■ **WHAT THE TASK REQUIRES**
Copy out the lines that have "queueSize" in them.
--- WORKING DATA ---
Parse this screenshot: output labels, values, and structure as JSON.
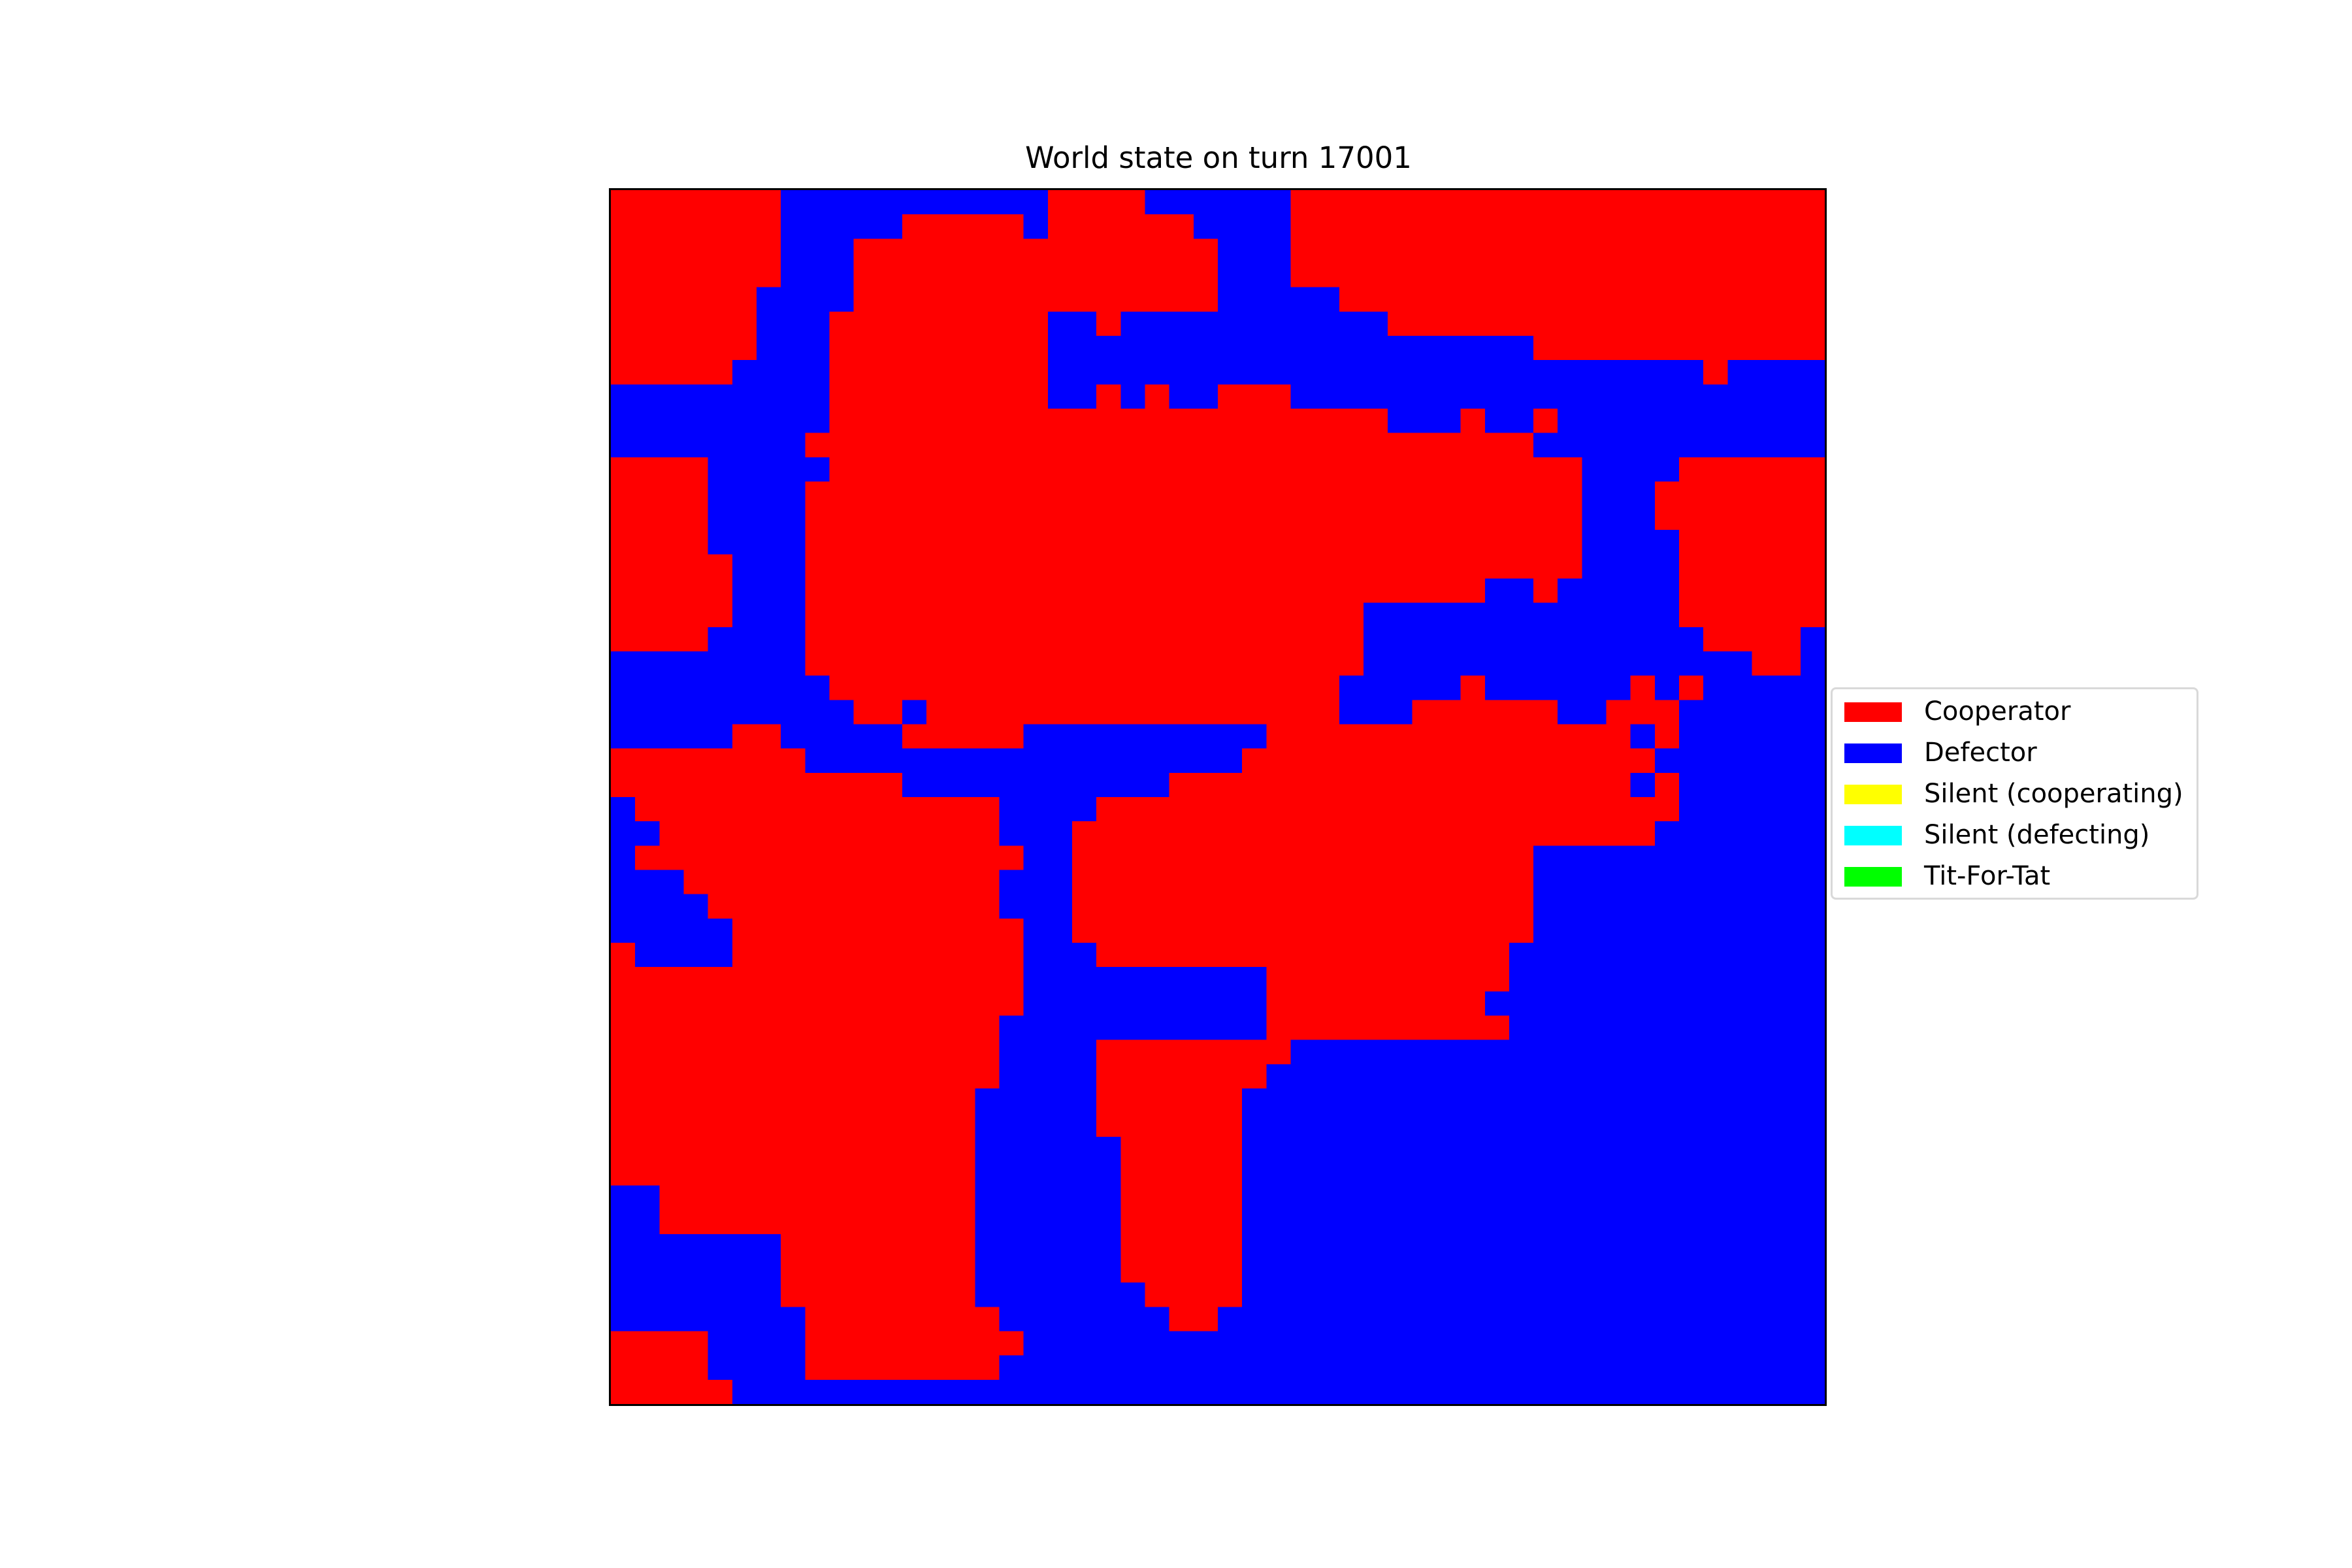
{
  "chart_data": {
    "type": "heatmap",
    "title": "World state on turn 17001",
    "xlabel": "",
    "ylabel": "",
    "grid": false,
    "legend_placement": "center-right",
    "rows": 50,
    "cols": 50,
    "palette": {
      "R": "#ff0000",
      "B": "#0000ff",
      "Y": "#ffff00",
      "C": "#00ffff",
      "G": "#00ff00"
    },
    "legend": [
      {
        "key": "R",
        "label": "Cooperator",
        "color": "#ff0000"
      },
      {
        "key": "B",
        "label": "Defector",
        "color": "#0000ff"
      },
      {
        "key": "Y",
        "label": "Silent (cooperating)",
        "color": "#ffff00"
      },
      {
        "key": "C",
        "label": "Silent (defecting)",
        "color": "#00ffff"
      },
      {
        "key": "G",
        "label": "Tit-For-Tat",
        "color": "#00ff00"
      }
    ],
    "cells": [
      "RRRRRRRBBBBBBBBBBBRRRRBBBBBBRRRRRRRRRRRRRRRRRRRRRR",
      "RRRRRRRBBBBBRRRRRBRRRRRRBBBBRRRRRRRRRRRRRRRRRRRRRR",
      "RRRRRRRBBBRRRRRRRRRRRRRRRBBBRRRRRRRRRRRRRRRRRRRRRR",
      "RRRRRRRBBBRRRRRRRRRRRRRRRBBBRRRRRRRRRRRRRRRRRRRRRR",
      "RRRRRRBBBBRRRRRRRRRRRRRRRBBBBBRRRRRRRRRRRRRRRRRRRR",
      "RRRRRRBBBRRRRRRRRRBBRBBBBBBBBBBBRRRRRRRRRRRRRRRRRR",
      "RRRRRRBBBRRRRRRRRRBBBBBBBBBBBBBBBBBBBBRRRRRRRRRRRR",
      "RRRRRBBBBRRRRRRRRRBBBBBBBBBBBBBBBBBBBBBBBBBBBRBBBB",
      "BBBBBBBBBRRRRRRRRRBBRBRBBRRRBBBBBBBBBBBBBBBBBBBBBB",
      "BBBBBBBBBRRRRRRRRRRRRRRRRRRRRRRRBBBRBBRBBBBBBBBBBB",
      "BBBBBBBBRRRRRRRRRRRRRRRRRRRRRRRRRRRRRRBBBBBBBBBBBB",
      "RRRRBBBBBRRRRRRRRRRRRRRRRRRRRRRRRRRRRRRRBBBBRRRRRR",
      "RRRRBBBBRRRRRRRRRRRRRRRRRRRRRRRRRRRRRRRRBBBRRRRRRR",
      "RRRRBBBBRRRRRRRRRRRRRRRRRRRRRRRRRRRRRRRRBBBRRRRRRR",
      "RRRRBBBBRRRRRRRRRRRRRRRRRRRRRRRRRRRRRRRRBBBBRRRRRR",
      "RRRRRBBBRRRRRRRRRRRRRRRRRRRRRRRRRRRRRRRRBBBBRRRRRR",
      "RRRRRBBBRRRRRRRRRRRRRRRRRRRRRRRRRRRRBBRBBBBBRRRRRR",
      "RRRRRBBBRRRRRRRRRRRRRRRRRRRRRRRBBBBBBBBBBBBBRRRRRR",
      "RRRRBBBBRRRRRRRRRRRRRRRRRRRRRRRBBBBBBBBBBBBBBRRRRB",
      "BBBBBBBBRRRRRRRRRRRRRRRRRRRRRRRBBBBBBBBBBBBBBBBRRB",
      "BBBBBBBBBRRRRRRRRRRRRRRRRRRRRRBBBBBRBBBBBBRBRBBBBB",
      "BBBBBBBBBBRRBRRRRRRRRRRRRRRRRRBBBRRRRRRBBRRRBBBBBB",
      "BBBBBRRBBBBBRRRRRBBBBBBBBBBRRRRRRRRRRRRRRRBRBBBBBB",
      "RRRRRRRRBBBBBBBBBBBBBBBBBBRRRRRRRRRRRRRRRRRBBBBBBB",
      "RRRRRRRRRRRRBBBBBBBBBBBRRRRRRRRRRRRRRRRRRRBRBBBBBB",
      "BRRRRRRRRRRRRRRRBBBBRRRRRRRRRRRRRRRRRRRRRRRRBBBBBB",
      "BBRRRRRRRRRRRRRRBBBRRRRRRRRRRRRRRRRRRRRRRRRBBBBBBB",
      "BRRRRRRRRRRRRRRRRBBRRRRRRRRRRRRRRRRRRRBBBBBBBBBBBB",
      "BBBRRRRRRRRRRRRRBBBRRRRRRRRRRRRRRRRRRRBBBBBBBBBBBB",
      "BBBBRRRRRRRRRRRRBBBRRRRRRRRRRRRRRRRRRRBBBBBBBBBBBB",
      "BBBBBRRRRRRRRRRRRBBRRRRRRRRRRRRRRRRRRRBBBBBBBBBBBB",
      "RBBBBRRRRRRRRRRRRBBBRRRRRRRRRRRRRRRRRBBBBBBBBBBBBB",
      "RRRRRRRRRRRRRRRRRBBBBBBBBBBRRRRRRRRRRBBBBBBBBBBBBB",
      "RRRRRRRRRRRRRRRRRBBBBBBBBBBRRRRRRRRRBBBBBBBBBBBBBB",
      "RRRRRRRRRRRRRRRRBBBBBBBBBBBRRRRRRRRRRBBBBBBBBBBBBB",
      "RRRRRRRRRRRRRRRRBBBBRRRRRRRRBBBBBBBBBBBBBBBBBBBBBB",
      "RRRRRRRRRRRRRRRRBBBBRRRRRRRBBBBBBBBBBBBBBBBBBBBBBB",
      "RRRRRRRRRRRRRRRBBBBBRRRRRRBBBBBBBBBBBBBBBBBBBBBBBB",
      "RRRRRRRRRRRRRRRBBBBBRRRRRRBBBBBBBBBBBBBBBBBBBBBBBB",
      "RRRRRRRRRRRRRRRBBBBBBRRRRRBBBBBBBBBBBBBBBBBBBBBBBB",
      "RRRRRRRRRRRRRRRBBBBBBRRRRRBBBBBBBBBBBBBBBBBBBBBBBB",
      "BBRRRRRRRRRRRRRBBBBBBRRRRRBBBBBBBBBBBBBBBBBBBBBBBB",
      "BBRRRRRRRRRRRRRBBBBBBRRRRRBBBBBBBBBBBBBBBBBBBBBBBB",
      "BBBBBBBRRRRRRRRBBBBBBRRRRRBBBBBBBBBBBBBBBBBBBBBBBB",
      "BBBBBBBRRRRRRRRBBBBBBRRRRRBBBBBBBBBBBBBBBBBBBBBBBB",
      "BBBBBBBRRRRRRRRBBBBBBBRRRRBBBBBBBBBBBBBBBBBBBBBBBB",
      "BBBBBBBBRRRRRRRRBBBBBBBRRBBBBBBBBBBBBBBBBBBBBBBBBB",
      "RRRRBBBBRRRRRRRRRBBBBBBBBBBBBBBBBBBBBBBBBBBBBBBBBB",
      "RRRRBBBBRRRRRRRRBBBBBBBBBBBBBBBBBBBBBBBBBBBBBBBBBB",
      "RRRRRBBBBBBBBBBBBBBBBBBBBBBBBBBBBBBBBBBBBBBBBBBBBB"
    ]
  }
}
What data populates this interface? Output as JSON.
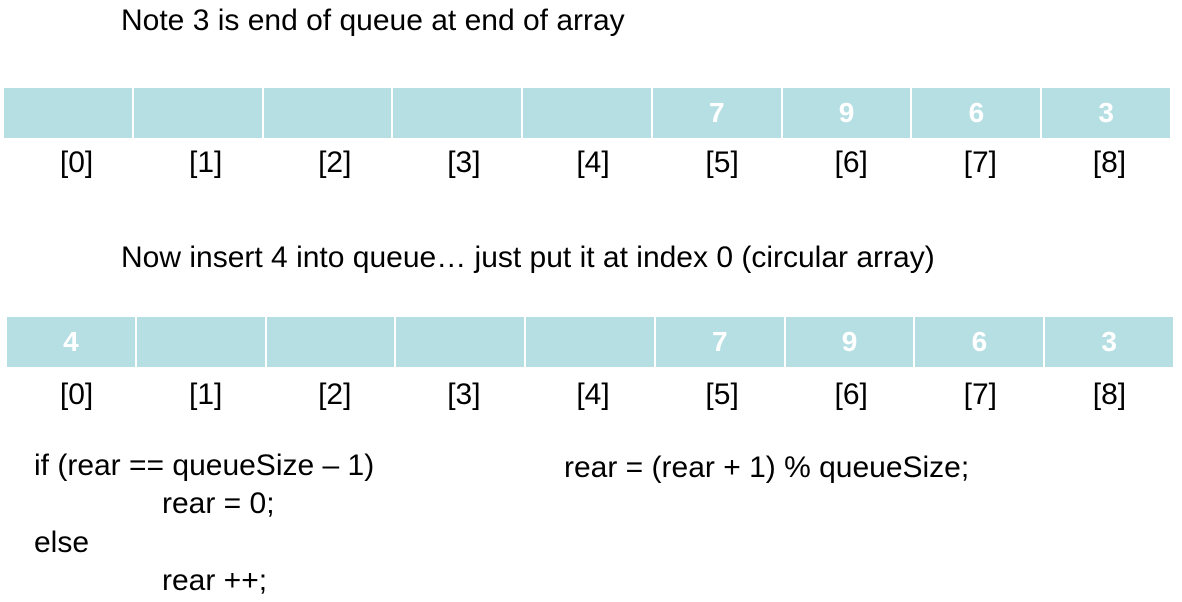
{
  "heading_1": "Note 3 is end of queue at end of array",
  "array_1": {
    "cells": [
      "",
      "",
      "",
      "",
      "",
      "7",
      "9",
      "6",
      "3"
    ],
    "indices": [
      "[0]",
      "[1]",
      "[2]",
      "[3]",
      "[4]",
      "[5]",
      "[6]",
      "[7]",
      "[8]"
    ]
  },
  "heading_2": "Now insert 4 into queue… just put it at index 0 (circular array)",
  "array_2": {
    "cells": [
      "4",
      "",
      "",
      "",
      "",
      "7",
      "9",
      "6",
      "3"
    ],
    "indices": [
      "[0]",
      "[1]",
      "[2]",
      "[3]",
      "[4]",
      "[5]",
      "[6]",
      "[7]",
      "[8]"
    ]
  },
  "code_if": {
    "line_1": "if (rear == queueSize – 1)",
    "line_2": "rear = 0;",
    "line_3": "else",
    "line_4": "rear ++;"
  },
  "code_mod": "rear = (rear + 1) % queueSize;",
  "colors": {
    "cell_fill": "#b6dfe3",
    "cell_text": "#ffffff",
    "text": "#000000"
  }
}
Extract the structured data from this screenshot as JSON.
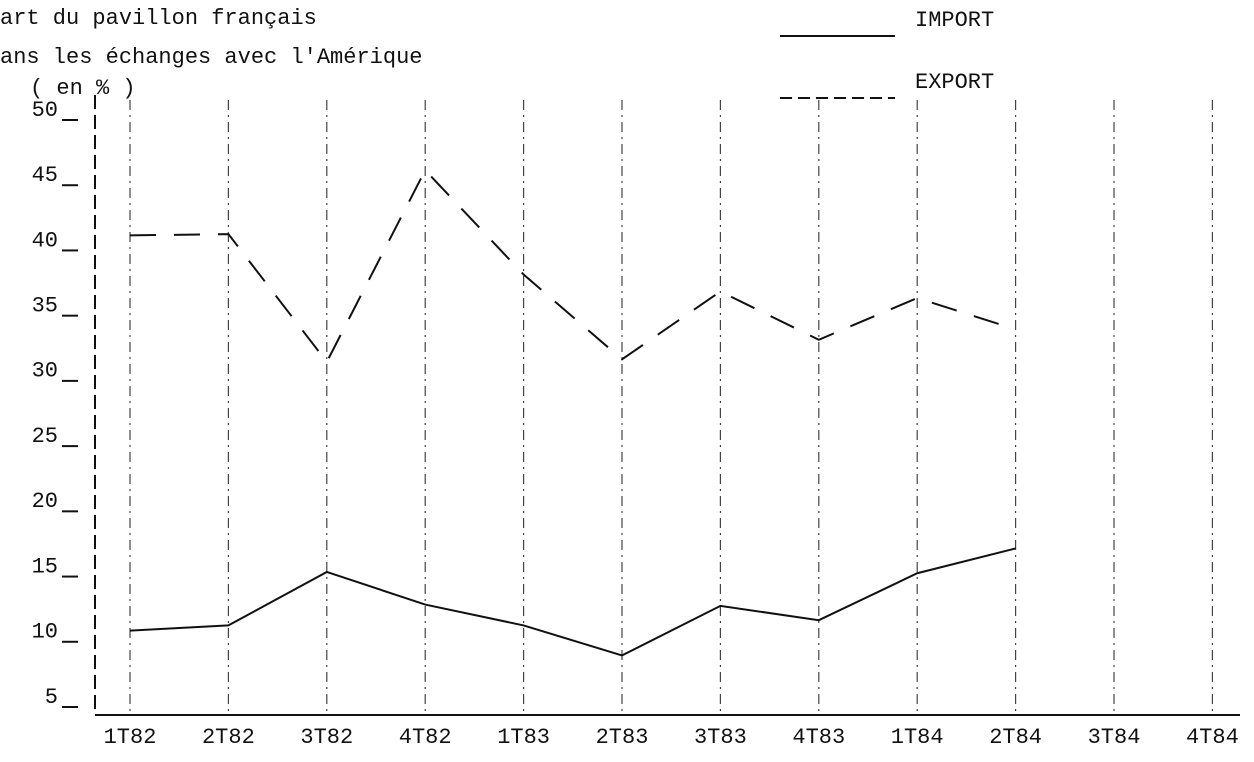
{
  "chart_data": {
    "type": "line",
    "title": [
      "art du pavillon français",
      "ans les échanges avec l'Amérique"
    ],
    "ylabel": "( en % )",
    "categories": [
      "1T82",
      "2T82",
      "3T82",
      "4T82",
      "1T83",
      "2T83",
      "3T83",
      "4T83",
      "1T84",
      "2T84",
      "3T84",
      "4T84"
    ],
    "series": [
      {
        "name": "IMPORT",
        "color": "#111111",
        "style": "solid",
        "values": [
          10.7,
          11.1,
          15.2,
          12.7,
          11.1,
          8.8,
          12.6,
          11.5,
          15.1,
          17,
          null,
          null
        ]
      },
      {
        "name": "EXPORT",
        "color": "#111111",
        "style": "dashed",
        "values": [
          41,
          41.1,
          31.3,
          46,
          38,
          31.5,
          36.7,
          33,
          36.2,
          33.8,
          null,
          null
        ]
      }
    ],
    "ylim": [
      5,
      50
    ],
    "yticks": [
      5,
      10,
      15,
      20,
      25,
      30,
      35,
      40,
      45,
      50
    ],
    "grid": true
  }
}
---
■ **SOLUTION BELOW**
    "line_1": "if (rear == queueSize – 1)",
  "code_mod": "rear = (rear + 1) % queueSize;",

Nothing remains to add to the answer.